[Data excerpts]
======

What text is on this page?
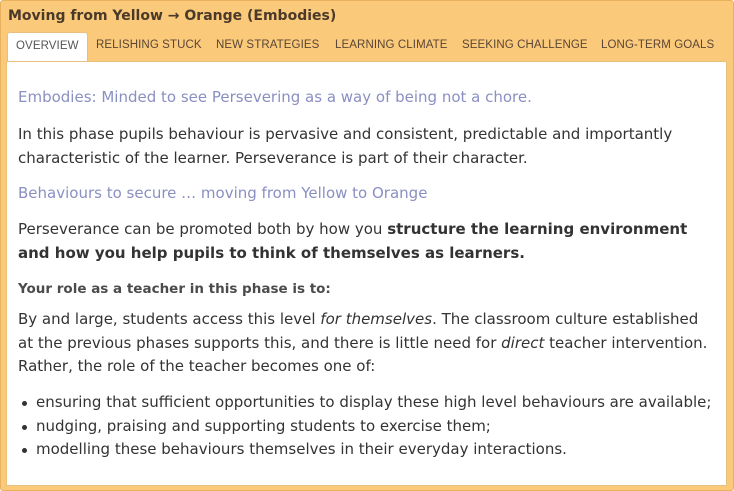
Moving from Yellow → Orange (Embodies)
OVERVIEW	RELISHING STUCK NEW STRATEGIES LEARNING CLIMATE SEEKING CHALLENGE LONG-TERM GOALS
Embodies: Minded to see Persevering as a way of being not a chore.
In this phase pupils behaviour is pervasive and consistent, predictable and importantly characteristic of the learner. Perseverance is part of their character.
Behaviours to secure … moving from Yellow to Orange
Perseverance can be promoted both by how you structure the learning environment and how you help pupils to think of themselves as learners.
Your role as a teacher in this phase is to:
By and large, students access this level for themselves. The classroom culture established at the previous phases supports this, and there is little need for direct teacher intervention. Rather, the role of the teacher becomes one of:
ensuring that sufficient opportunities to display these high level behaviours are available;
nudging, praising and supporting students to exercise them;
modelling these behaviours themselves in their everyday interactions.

======

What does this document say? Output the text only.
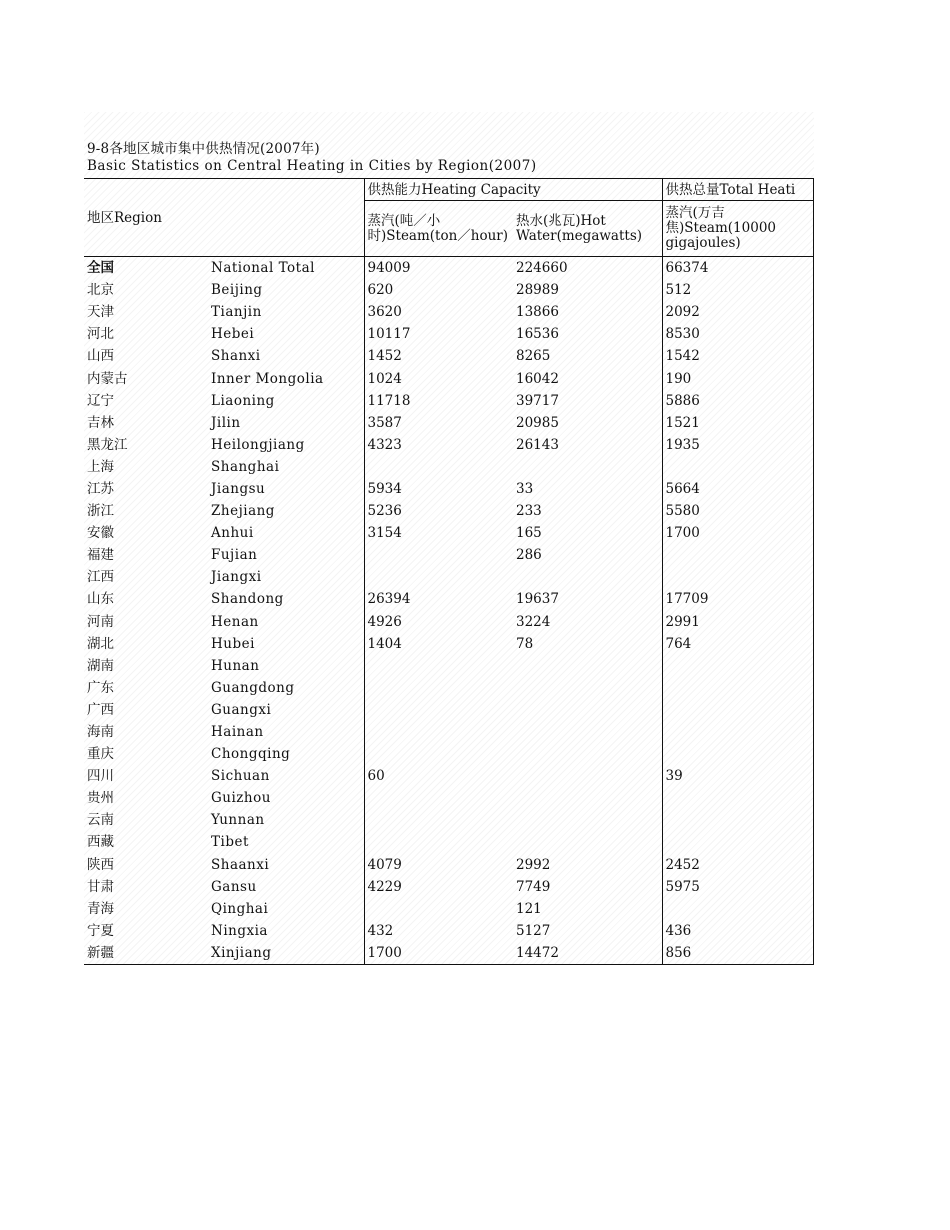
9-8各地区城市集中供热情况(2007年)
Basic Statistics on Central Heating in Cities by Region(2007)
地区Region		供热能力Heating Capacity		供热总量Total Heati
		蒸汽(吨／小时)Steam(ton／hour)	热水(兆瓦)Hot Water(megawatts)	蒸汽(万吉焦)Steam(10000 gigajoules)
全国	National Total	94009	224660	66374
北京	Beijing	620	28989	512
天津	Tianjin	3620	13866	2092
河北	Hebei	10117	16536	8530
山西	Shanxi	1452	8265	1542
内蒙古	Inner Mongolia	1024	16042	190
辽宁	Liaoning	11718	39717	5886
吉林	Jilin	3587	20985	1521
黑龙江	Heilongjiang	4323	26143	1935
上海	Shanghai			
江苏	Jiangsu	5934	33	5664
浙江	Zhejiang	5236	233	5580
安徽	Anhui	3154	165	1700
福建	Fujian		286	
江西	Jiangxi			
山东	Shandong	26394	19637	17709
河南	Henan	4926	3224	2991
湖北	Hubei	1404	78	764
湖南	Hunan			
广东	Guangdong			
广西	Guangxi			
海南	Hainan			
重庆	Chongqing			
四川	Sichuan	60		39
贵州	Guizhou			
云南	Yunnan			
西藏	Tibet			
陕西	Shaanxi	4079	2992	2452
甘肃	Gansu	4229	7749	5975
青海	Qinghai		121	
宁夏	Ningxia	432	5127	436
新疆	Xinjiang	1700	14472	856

======

▶ **WHAT YOU SHOULD DO**: Copy out every line with the word "pupils".

▶ **PROBLEM SOLUTION**:
In this phase pupils behaviour is pervasive and consistent, predictable and importantly characteristic of the learner. Perseverance is part of their character.
Perseverance can be promoted both by how you structure the learning environment and how you help pupils to think of themselves as learners.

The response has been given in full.